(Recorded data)
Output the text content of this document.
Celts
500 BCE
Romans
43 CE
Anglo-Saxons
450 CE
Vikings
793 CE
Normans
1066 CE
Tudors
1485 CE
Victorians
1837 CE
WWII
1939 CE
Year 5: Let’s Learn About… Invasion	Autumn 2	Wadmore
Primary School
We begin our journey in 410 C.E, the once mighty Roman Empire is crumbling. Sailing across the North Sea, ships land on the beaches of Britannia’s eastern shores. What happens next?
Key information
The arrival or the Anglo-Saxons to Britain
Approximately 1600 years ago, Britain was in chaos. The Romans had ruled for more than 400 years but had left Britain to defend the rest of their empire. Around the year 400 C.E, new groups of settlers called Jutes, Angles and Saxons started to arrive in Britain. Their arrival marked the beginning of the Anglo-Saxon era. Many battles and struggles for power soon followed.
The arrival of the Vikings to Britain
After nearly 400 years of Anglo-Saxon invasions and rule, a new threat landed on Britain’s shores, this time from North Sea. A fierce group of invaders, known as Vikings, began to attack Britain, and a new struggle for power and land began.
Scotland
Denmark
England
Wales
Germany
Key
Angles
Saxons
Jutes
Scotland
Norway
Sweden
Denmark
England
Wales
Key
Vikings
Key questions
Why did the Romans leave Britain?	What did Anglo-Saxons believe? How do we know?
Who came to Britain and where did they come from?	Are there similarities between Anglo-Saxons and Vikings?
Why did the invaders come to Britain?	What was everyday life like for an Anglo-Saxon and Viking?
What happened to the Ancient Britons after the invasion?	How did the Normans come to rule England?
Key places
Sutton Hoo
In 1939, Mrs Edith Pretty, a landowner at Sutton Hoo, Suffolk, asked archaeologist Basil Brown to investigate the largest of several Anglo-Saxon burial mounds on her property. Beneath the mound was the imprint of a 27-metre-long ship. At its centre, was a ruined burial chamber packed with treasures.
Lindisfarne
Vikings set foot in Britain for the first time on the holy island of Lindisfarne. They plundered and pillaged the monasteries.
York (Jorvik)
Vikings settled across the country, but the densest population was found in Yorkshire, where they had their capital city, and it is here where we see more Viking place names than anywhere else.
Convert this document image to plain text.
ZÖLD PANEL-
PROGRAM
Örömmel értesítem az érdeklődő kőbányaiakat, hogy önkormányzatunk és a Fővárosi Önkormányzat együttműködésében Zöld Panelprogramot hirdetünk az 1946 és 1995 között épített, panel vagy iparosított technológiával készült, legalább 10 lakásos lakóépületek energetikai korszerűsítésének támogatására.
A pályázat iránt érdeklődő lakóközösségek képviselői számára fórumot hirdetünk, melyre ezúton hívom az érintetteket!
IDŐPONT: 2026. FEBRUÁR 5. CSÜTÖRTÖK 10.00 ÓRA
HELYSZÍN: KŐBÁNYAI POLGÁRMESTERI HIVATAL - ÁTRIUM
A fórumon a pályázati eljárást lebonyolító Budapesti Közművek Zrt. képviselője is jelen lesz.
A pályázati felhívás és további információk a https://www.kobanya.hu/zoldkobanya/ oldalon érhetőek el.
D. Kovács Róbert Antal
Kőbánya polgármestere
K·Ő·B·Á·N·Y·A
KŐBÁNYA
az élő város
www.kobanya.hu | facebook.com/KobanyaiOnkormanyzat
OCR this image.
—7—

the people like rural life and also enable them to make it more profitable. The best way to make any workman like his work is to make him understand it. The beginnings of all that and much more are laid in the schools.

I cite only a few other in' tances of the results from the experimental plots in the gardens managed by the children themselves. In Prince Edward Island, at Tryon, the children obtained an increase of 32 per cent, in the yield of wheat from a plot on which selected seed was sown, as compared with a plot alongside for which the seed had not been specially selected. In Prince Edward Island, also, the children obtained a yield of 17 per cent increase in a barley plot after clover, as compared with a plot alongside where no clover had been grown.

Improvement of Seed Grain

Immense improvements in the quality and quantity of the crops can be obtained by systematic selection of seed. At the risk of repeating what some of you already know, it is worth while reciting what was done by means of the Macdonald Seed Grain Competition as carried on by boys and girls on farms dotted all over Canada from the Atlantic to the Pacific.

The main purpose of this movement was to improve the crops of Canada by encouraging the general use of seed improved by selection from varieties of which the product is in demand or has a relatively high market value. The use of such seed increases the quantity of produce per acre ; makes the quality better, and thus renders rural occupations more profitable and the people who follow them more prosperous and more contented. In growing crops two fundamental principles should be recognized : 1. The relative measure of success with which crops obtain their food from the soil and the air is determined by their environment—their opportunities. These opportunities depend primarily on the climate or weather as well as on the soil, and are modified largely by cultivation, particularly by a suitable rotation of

=== CHALLENGE ===
The listing above must be transcribed exactly, line by line.

=== RESULT ===
Output the text content of this document.
Celts
500 BCE
Romans
43 CE
Anglo-Saxons
450 CE
Vikings
793 CE
Normans
1066 CE
Tudors
1485 CE
Victorians
1837 CE
WWII
1939 CE
Year 5: Let’s Learn About… Invasion	Autumn 2	Wadmore
Primary School
We begin our journey in 410 C.E, the once mighty Roman Empire is crumbling. Sailing across the North Sea, ships land on the beaches of Britannia’s eastern shores. What happens next?
Key information
The arrival or the Anglo-Saxons to Britain
Approximately 1600 years ago, Britain was in chaos. The Romans had ruled for more than 400 years but had left Britain to defend the rest of their empire. Around the year 400 C.E, new groups of settlers called Jutes, Angles and Saxons started to arrive in Britain. Their arrival marked the beginning of the Anglo-Saxon era. Many battles and struggles for power soon followed.
The arrival of the Vikings to Britain
After nearly 400 years of Anglo-Saxon invasions and rule, a new threat landed on Britain’s shores, this time from North Sea. A fierce group of invaders, known as Vikings, began to attack Britain, and a new struggle for power and land began.
Scotland
Denmark
England
Wales
Germany
Key
Angles
Saxons
Jutes
Scotland
Norway
Sweden
Denmark
England
Wales
Key
Vikings
Key questions
Why did the Romans leave Britain?	What did Anglo-Saxons believe? How do we know?
Who came to Britain and where did they come from?	Are there similarities between Anglo-Saxons and Vikings?
Why did the invaders come to Britain?	What was everyday life like for an Anglo-Saxon and Viking?
What happened to the Ancient Britons after the invasion?	How did the Normans come to rule England?
Key places
Sutton Hoo
In 1939, Mrs Edith Pretty, a landowner at Sutton Hoo, Suffolk, asked archaeologist Basil Brown to investigate the largest of several Anglo-Saxon burial mounds on her property. Beneath the mound was the imprint of a 27-metre-long ship. At its centre, was a ruined burial chamber packed with treasures.
Lindisfarne
Vikings set foot in Britain for the first time on the holy island of Lindisfarne. They plundered and pillaged the monasteries.
York (Jorvik)
Vikings settled across the country, but the densest population was found in Yorkshire, where they had their capital city, and it is here where we see more Viking place names than anywhere else.
Convert this document image to plain text.
ZÖLD PANEL-
PROGRAM
Örömmel értesítem az érdeklődő kőbányaiakat, hogy önkormányzatunk és a Fővárosi Önkormányzat együttműködésében Zöld Panelprogramot hirdetünk az 1946 és 1995 között épített, panel vagy iparosított technológiával készült, legalább 10 lakásos lakóépületek energetikai korszerűsítésének támogatására.
A pályázat iránt érdeklődő lakóközösségek képviselői számára fórumot hirdetünk, melyre ezúton hívom az érintetteket!
IDŐPONT: 2026. FEBRUÁR 5. CSÜTÖRTÖK 10.00 ÓRA
HELYSZÍN: KŐBÁNYAI POLGÁRMESTERI HIVATAL - ÁTRIUM
A fórumon a pályázati eljárást lebonyolító Budapesti Közművek Zrt. képviselője is jelen lesz.
A pályázati felhívás és további információk a https://www.kobanya.hu/zoldkobanya/ oldalon érhetőek el.
D. Kovács Róbert Antal
Kőbánya polgármestere
K·Ő·B·Á·N·Y·A
KŐBÁNYA
az élő város
www.kobanya.hu | facebook.com/KobanyaiOnkormanyzat
OCR this image.
—7—

the people like rural life and also enable them to make it more profitable. The best way to make any workman like his work is to make him understand it. The beginnings of all that and much more are laid in the schools.

I cite only a few other in' tances of the results from the experimental plots in the gardens managed by the children themselves. In Prince Edward Island, at Tryon, the children obtained an increase of 32 per cent, in the yield of wheat from a plot on which selected seed was sown, as compared with a plot alongside for which the seed had not been specially selected. In Prince Edward Island, also, the children obtained a yield of 17 per cent increase in a barley plot after clover, as compared with a plot alongside where no clover had been grown.

Improvement of Seed Grain

Immense improvements in the quality and quantity of the crops can be obtained by systematic selection of seed. At the risk of repeating what some of you already know, it is worth while reciting what was done by means of the Macdonald Seed Grain Competition as carried on by boys and girls on farms dotted all over Canada from the Atlantic to the Pacific.

The main purpose of this movement was to improve the crops of Canada by encouraging the general use of seed improved by selection from varieties of which the product is in demand or has a relatively high market value. The use of such seed increases the quantity of produce per acre ; makes the quality better, and thus renders rural occupations more profitable and the people who follow them more prosperous and more contented. In growing crops two fundamental principles should be recognized : 1. The relative measure of success with which crops obtain their food from the soil and the air is determined by their environment—their opportunities. These opportunities depend primarily on the climate or weather as well as on the soil, and are modified largely by cultivation, particularly by a suitable rotation of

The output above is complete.